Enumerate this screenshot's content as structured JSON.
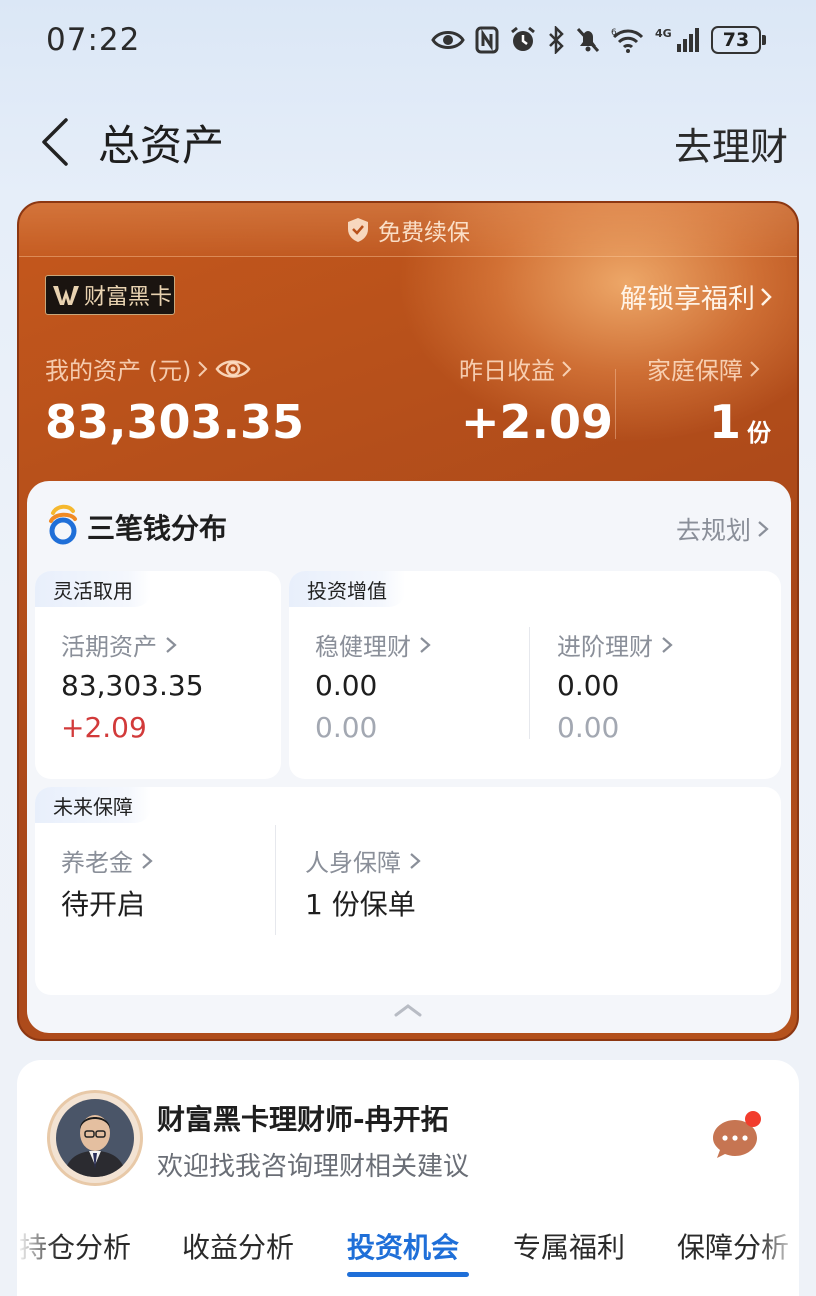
{
  "status_bar": {
    "time": "07:22",
    "network": "4G",
    "battery": "73",
    "icons": [
      "eye-icon",
      "nfc-icon",
      "alarm-icon",
      "bluetooth-icon",
      "mute-icon",
      "wifi-icon",
      "signal-icon",
      "battery-icon"
    ]
  },
  "header": {
    "title": "总资产",
    "action": "去理财"
  },
  "card": {
    "banner": "免费续保",
    "badge": "财富黑卡",
    "unlock": "解锁享福利",
    "assets_label": "我的资产 (元)",
    "assets_value": "83,303.35",
    "yesterday_label": "昨日收益",
    "yesterday_value": "+2.09",
    "family_label": "家庭保障",
    "family_value": "1",
    "family_unit": "份"
  },
  "distribution": {
    "title": "三笔钱分布",
    "link": "去规划",
    "flexible": {
      "tag": "灵活取用",
      "label": "活期资产",
      "value": "83,303.35",
      "change": "+2.09"
    },
    "invest": {
      "tag": "投资增值",
      "steady_label": "稳健理财",
      "steady_value": "0.00",
      "steady_change": "0.00",
      "advanced_label": "进阶理财",
      "advanced_value": "0.00",
      "advanced_change": "0.00"
    },
    "future": {
      "tag": "未来保障",
      "pension_label": "养老金",
      "pension_value": "待开启",
      "insurance_label": "人身保障",
      "insurance_value": "1 份保单"
    }
  },
  "advisor": {
    "name": "财富黑卡理财师-冉开拓",
    "desc": "欢迎找我咨询理财相关建议"
  },
  "tabs": [
    "持仓分析",
    "收益分析",
    "投资机会",
    "专属福利",
    "保障分析"
  ],
  "active_tab": "投资机会",
  "colors": {
    "accent": "#1f6fd8",
    "card_orange": "#b8511b",
    "gain_red": "#d23a3a"
  }
}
____
• WHAT THE EXERCISE ASKS:
Restate the whole of the material word for word without the pictures.

• RESPONSE TO THIS EXERCISE:
Enumerate this screenshot's content as structured JSON.
{
  "status_bar": {
    "time": "07:22",
    "network": "4G",
    "battery": "73",
    "icons": [
      "eye-icon",
      "nfc-icon",
      "alarm-icon",
      "bluetooth-icon",
      "mute-icon",
      "wifi-icon",
      "signal-icon",
      "battery-icon"
    ]
  },
  "header": {
    "title": "总资产",
    "action": "去理财"
  },
  "card": {
    "banner": "免费续保",
    "badge": "财富黑卡",
    "unlock": "解锁享福利",
    "assets_label": "我的资产 (元)",
    "assets_value": "83,303.35",
    "yesterday_label": "昨日收益",
    "yesterday_value": "+2.09",
    "family_label": "家庭保障",
    "family_value": "1",
    "family_unit": "份"
  },
  "distribution": {
    "title": "三笔钱分布",
    "link": "去规划",
    "flexible": {
      "tag": "灵活取用",
      "label": "活期资产",
      "value": "83,303.35",
      "change": "+2.09"
    },
    "invest": {
      "tag": "投资增值",
      "steady_label": "稳健理财",
      "steady_value": "0.00",
      "steady_change": "0.00",
      "advanced_label": "进阶理财",
      "advanced_value": "0.00",
      "advanced_change": "0.00"
    },
    "future": {
      "tag": "未来保障",
      "pension_label": "养老金",
      "pension_value": "待开启",
      "insurance_label": "人身保障",
      "insurance_value": "1 份保单"
    }
  },
  "advisor": {
    "name": "财富黑卡理财师-冉开拓",
    "desc": "欢迎找我咨询理财相关建议"
  },
  "tabs": [
    "持仓分析",
    "收益分析",
    "投资机会",
    "专属福利",
    "保障分析"
  ],
  "active_tab": "投资机会",
  "colors": {
    "accent": "#1f6fd8",
    "card_orange": "#b8511b",
    "gain_red": "#d23a3a"
  }
}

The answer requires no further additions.